Problem to solve.
Leave out the images; return the rest of the data exactly.
○ ○ ○ ○
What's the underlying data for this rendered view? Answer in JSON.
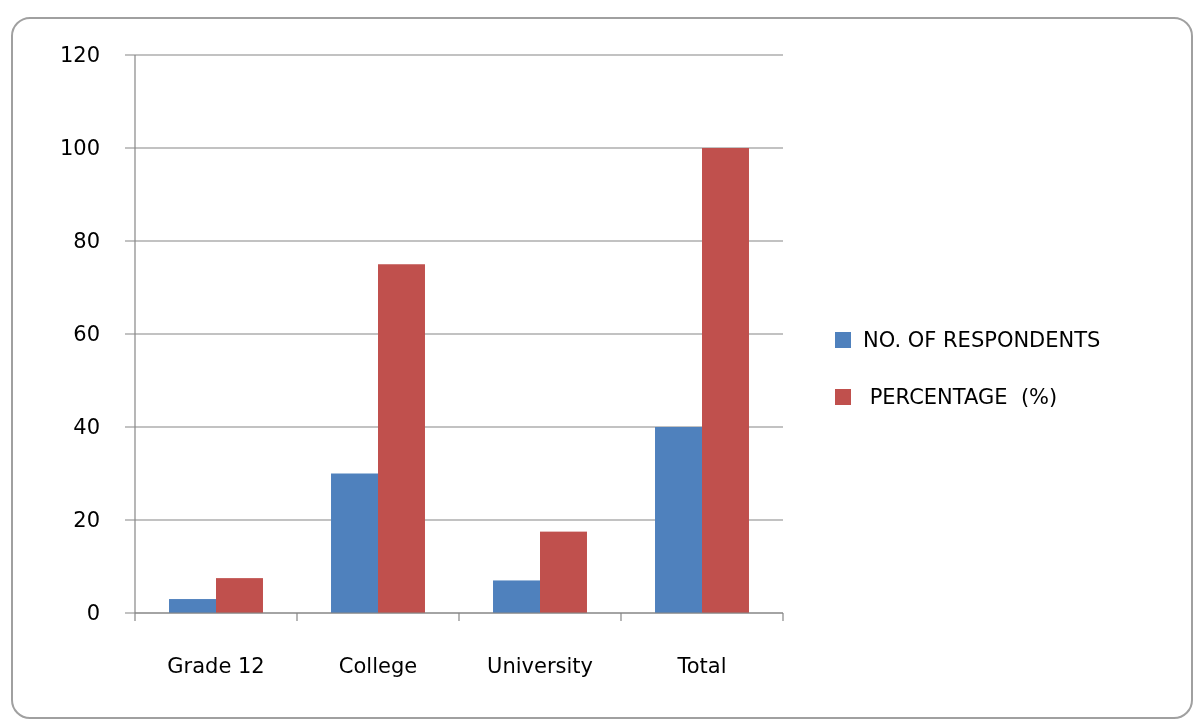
{
  "chart_data": {
    "type": "bar",
    "categories": [
      "Grade 12",
      "College",
      "University",
      "Total"
    ],
    "series": [
      {
        "name": "NO. OF RESPONDENTS",
        "color": "#4f81bd",
        "values": [
          3,
          30,
          7,
          40
        ]
      },
      {
        "name": " PERCENTAGE  (%)",
        "color": "#c0504d",
        "values": [
          7.5,
          75,
          17.5,
          100
        ]
      }
    ],
    "ylim": [
      0,
      120
    ],
    "yticks": [
      0,
      20,
      40,
      60,
      80,
      100,
      120
    ],
    "grid": "y",
    "legend": "right"
  }
}
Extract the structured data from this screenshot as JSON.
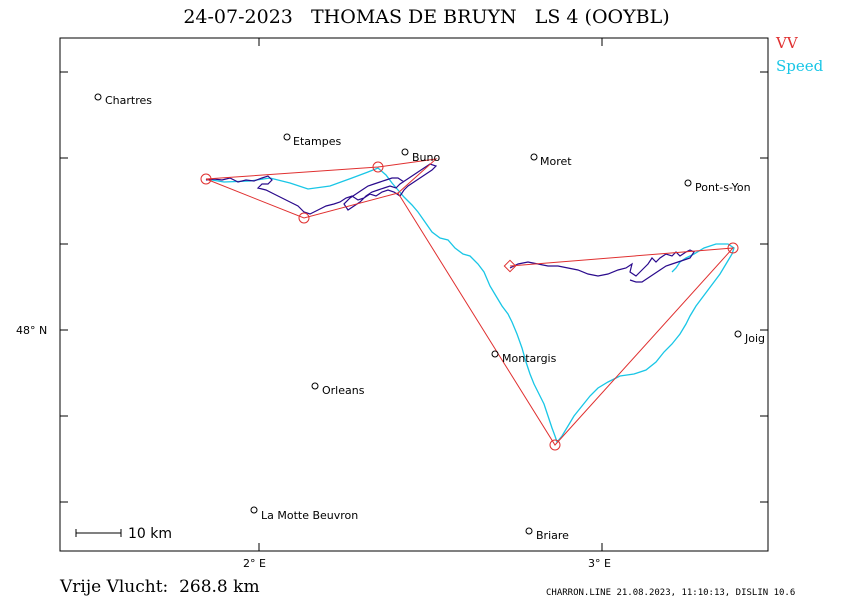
{
  "header": {
    "title": "24-07-2023   THOMAS DE BRUYN   LS 4 (OOYBL)"
  },
  "legend": {
    "vv_label": "VV",
    "speed_label": "Speed",
    "vv_color": "#e03030",
    "speed_color": "#19c6e6",
    "track_color": "#2a0a8c"
  },
  "footer": {
    "distance": "Vrije Vlucht:  268.8 km",
    "credit": "CHARRON.LINE 21.08.2023, 11:10:13, DISLIN 10.6"
  },
  "axes": {
    "lat_label": "48° N",
    "lon_labels": [
      "2° E",
      "3° E"
    ]
  },
  "scale_bar": {
    "label": "10 km"
  },
  "places": [
    {
      "name": "Chartres"
    },
    {
      "name": "Etampes"
    },
    {
      "name": "Buno"
    },
    {
      "name": "Moret"
    },
    {
      "name": "Pont-s-Yon"
    },
    {
      "name": "Joig"
    },
    {
      "name": "Montargis"
    },
    {
      "name": "Orleans"
    },
    {
      "name": "La Motte Beuvron"
    },
    {
      "name": "Briare"
    }
  ],
  "turnpoints": {
    "count": 6
  }
}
○ ○ ○ ○
Answer to this exercise.
What's the underlying data for this rendered view? Answer in JSON.
{
  "chart_data": {
    "type": "bar",
    "categories": [
      "Grade 12",
      "College",
      "University",
      "Total"
    ],
    "series": [
      {
        "name": "NO. OF RESPONDENTS",
        "color": "#4f81bd",
        "values": [
          3,
          30,
          7,
          40
        ]
      },
      {
        "name": " PERCENTAGE  (%)",
        "color": "#c0504d",
        "values": [
          7.5,
          75,
          17.5,
          100
        ]
      }
    ],
    "ylim": [
      0,
      120
    ],
    "yticks": [
      0,
      20,
      40,
      60,
      80,
      100,
      120
    ],
    "grid": "y",
    "legend": "right"
  }
}
Extract the structured data from this screenshot as JSON.
{
  "header": {
    "title": "24-07-2023   THOMAS DE BRUYN   LS 4 (OOYBL)"
  },
  "legend": {
    "vv_label": "VV",
    "speed_label": "Speed",
    "vv_color": "#e03030",
    "speed_color": "#19c6e6",
    "track_color": "#2a0a8c"
  },
  "footer": {
    "distance": "Vrije Vlucht:  268.8 km",
    "credit": "CHARRON.LINE 21.08.2023, 11:10:13, DISLIN 10.6"
  },
  "axes": {
    "lat_label": "48° N",
    "lon_labels": [
      "2° E",
      "3° E"
    ]
  },
  "scale_bar": {
    "label": "10 km"
  },
  "places": [
    {
      "name": "Chartres"
    },
    {
      "name": "Etampes"
    },
    {
      "name": "Buno"
    },
    {
      "name": "Moret"
    },
    {
      "name": "Pont-s-Yon"
    },
    {
      "name": "Joig"
    },
    {
      "name": "Montargis"
    },
    {
      "name": "Orleans"
    },
    {
      "name": "La Motte Beuvron"
    },
    {
      "name": "Briare"
    }
  ],
  "turnpoints": {
    "count": 6
  }
}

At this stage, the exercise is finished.